Short problem:
Reproduce the items below, without any changes, from the first one through the line containing "contour-cell <box>313 299 340 316</box>", inclusive.

Exercise data:
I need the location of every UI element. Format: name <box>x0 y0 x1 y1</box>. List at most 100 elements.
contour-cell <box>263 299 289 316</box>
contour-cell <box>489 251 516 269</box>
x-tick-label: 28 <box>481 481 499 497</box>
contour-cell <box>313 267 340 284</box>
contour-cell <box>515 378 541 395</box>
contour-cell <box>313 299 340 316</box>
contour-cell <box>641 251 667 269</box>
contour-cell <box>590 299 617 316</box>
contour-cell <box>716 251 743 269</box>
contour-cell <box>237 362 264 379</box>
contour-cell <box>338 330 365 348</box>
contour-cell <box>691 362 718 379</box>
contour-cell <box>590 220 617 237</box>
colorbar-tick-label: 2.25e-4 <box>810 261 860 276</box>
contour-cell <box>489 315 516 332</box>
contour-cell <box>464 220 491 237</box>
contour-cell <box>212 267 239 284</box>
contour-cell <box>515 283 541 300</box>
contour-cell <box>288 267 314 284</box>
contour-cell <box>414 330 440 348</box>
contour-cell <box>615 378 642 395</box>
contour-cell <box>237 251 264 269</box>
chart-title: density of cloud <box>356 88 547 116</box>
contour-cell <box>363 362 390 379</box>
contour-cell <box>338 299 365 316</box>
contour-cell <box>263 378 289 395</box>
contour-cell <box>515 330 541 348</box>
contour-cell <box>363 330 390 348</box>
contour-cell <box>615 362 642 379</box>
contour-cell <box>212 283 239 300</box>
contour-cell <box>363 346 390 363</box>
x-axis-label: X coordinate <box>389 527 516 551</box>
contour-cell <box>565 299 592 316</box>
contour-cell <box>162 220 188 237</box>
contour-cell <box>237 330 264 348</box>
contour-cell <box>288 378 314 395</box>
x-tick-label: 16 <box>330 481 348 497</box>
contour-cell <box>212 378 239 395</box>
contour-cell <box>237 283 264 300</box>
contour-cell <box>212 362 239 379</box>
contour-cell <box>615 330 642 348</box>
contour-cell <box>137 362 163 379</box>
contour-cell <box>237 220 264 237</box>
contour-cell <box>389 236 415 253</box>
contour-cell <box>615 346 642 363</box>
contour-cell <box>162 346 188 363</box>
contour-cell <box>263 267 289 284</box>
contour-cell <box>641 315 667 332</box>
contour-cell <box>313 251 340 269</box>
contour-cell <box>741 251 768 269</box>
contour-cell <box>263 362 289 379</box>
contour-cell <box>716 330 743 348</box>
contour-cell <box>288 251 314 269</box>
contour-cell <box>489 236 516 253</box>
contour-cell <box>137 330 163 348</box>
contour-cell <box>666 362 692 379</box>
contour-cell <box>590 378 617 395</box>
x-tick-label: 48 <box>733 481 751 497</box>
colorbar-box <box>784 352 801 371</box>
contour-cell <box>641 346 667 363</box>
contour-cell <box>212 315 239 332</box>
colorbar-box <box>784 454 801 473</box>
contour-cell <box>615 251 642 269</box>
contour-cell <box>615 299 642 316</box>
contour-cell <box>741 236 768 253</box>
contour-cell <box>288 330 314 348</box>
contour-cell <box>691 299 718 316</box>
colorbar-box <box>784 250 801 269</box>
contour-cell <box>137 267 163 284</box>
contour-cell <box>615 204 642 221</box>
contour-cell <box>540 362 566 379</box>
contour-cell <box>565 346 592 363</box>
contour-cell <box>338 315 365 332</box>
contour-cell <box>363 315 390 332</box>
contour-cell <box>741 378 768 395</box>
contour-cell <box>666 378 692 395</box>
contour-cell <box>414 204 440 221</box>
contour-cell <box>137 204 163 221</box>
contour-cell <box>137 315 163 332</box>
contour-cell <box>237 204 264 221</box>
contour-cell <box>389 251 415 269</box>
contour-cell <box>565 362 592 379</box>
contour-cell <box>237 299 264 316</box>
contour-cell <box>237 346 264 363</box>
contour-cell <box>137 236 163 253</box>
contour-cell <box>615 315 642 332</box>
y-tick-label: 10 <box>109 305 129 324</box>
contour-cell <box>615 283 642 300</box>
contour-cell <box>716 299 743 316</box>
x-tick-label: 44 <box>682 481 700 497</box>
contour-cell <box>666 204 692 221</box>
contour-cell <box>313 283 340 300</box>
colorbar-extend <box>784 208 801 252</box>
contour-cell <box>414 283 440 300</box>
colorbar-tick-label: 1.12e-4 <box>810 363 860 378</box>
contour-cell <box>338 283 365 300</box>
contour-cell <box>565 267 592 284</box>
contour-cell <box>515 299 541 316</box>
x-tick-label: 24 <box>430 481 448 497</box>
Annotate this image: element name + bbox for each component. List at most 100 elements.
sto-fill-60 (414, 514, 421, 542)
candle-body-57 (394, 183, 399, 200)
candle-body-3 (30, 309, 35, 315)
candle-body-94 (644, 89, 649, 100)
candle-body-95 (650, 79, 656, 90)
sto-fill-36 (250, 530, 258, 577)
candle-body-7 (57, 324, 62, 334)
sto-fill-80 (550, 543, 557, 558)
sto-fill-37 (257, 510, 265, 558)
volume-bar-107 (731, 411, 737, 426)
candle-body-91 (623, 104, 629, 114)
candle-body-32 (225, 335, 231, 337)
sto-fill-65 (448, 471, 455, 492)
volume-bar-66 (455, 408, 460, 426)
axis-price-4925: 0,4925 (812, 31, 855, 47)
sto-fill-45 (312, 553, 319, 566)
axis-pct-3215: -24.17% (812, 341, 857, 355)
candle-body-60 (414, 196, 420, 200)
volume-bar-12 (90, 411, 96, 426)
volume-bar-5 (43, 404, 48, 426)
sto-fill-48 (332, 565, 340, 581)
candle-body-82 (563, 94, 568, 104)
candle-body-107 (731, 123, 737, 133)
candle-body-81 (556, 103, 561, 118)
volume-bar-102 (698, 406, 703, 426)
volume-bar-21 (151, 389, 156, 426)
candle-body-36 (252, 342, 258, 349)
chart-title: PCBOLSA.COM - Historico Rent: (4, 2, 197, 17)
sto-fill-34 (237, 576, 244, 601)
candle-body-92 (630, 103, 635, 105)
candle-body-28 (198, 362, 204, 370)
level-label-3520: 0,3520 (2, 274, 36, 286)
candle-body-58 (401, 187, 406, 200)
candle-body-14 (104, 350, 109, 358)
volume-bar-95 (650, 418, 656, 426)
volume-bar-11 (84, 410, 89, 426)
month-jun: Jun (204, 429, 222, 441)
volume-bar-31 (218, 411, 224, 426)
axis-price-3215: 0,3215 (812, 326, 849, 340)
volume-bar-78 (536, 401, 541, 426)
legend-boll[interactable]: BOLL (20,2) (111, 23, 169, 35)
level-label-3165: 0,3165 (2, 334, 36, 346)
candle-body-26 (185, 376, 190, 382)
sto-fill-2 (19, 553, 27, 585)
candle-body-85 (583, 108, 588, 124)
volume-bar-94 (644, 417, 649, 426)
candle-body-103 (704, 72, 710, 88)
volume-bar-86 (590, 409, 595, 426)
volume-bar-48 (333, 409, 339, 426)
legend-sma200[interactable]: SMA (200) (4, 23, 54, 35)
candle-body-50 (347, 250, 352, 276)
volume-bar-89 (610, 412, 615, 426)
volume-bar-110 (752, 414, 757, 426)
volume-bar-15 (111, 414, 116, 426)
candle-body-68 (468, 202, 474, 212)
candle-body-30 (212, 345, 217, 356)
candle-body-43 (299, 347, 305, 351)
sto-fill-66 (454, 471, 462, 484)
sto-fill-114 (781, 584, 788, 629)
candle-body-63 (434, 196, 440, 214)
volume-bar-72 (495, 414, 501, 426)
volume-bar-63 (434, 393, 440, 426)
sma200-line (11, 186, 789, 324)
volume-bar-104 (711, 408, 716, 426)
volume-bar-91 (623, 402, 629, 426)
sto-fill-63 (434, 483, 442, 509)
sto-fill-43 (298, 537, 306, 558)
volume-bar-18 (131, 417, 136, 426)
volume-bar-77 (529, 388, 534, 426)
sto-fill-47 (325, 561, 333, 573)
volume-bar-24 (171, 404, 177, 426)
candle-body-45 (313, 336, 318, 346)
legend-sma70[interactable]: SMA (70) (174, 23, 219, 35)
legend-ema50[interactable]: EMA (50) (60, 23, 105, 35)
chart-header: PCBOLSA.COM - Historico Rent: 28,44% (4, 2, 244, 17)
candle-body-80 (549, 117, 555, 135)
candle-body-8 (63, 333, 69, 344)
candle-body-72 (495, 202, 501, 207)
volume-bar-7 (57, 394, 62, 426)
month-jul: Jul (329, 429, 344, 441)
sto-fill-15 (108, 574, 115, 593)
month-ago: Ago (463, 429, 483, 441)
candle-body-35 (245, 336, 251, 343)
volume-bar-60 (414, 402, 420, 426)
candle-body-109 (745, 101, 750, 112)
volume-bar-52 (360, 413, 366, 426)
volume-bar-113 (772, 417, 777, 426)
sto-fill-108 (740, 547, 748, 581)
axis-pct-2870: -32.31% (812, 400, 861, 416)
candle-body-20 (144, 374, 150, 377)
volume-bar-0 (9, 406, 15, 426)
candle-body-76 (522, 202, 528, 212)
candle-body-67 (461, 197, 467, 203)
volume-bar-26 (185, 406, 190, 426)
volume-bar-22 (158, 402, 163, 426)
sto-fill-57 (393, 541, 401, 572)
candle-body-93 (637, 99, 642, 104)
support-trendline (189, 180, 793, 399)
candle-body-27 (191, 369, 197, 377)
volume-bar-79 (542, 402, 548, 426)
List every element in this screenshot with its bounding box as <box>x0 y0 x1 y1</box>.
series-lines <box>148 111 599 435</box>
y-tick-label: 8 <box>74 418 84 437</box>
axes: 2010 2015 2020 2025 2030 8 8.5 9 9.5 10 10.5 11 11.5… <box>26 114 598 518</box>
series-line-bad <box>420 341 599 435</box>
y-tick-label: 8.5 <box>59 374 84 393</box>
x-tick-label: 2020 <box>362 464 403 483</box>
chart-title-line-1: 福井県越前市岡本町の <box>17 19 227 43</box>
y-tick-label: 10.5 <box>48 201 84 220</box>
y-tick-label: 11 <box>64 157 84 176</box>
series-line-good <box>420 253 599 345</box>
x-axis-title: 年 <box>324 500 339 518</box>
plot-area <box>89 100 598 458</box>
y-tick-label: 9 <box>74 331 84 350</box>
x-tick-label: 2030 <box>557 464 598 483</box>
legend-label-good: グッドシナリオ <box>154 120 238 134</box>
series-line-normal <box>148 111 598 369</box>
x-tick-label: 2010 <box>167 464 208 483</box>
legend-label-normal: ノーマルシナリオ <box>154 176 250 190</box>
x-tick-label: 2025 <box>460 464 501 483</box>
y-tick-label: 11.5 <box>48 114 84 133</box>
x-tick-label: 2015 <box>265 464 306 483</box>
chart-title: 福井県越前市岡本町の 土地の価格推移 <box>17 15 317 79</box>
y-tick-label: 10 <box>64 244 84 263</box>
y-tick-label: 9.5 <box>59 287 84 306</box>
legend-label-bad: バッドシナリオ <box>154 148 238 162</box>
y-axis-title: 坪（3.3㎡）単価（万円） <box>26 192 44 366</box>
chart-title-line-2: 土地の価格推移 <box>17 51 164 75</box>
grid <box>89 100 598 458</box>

Exercise result:
I need the location of every UI element. Format: name <box>x0 y0 x1 y1</box>. List at most 100 elements.
contour-cell <box>263 299 289 316</box>
contour-cell <box>489 251 516 269</box>
x-tick-label: 28 <box>481 481 499 497</box>
contour-cell <box>313 267 340 284</box>
contour-cell <box>515 378 541 395</box>
contour-cell <box>313 299 340 316</box>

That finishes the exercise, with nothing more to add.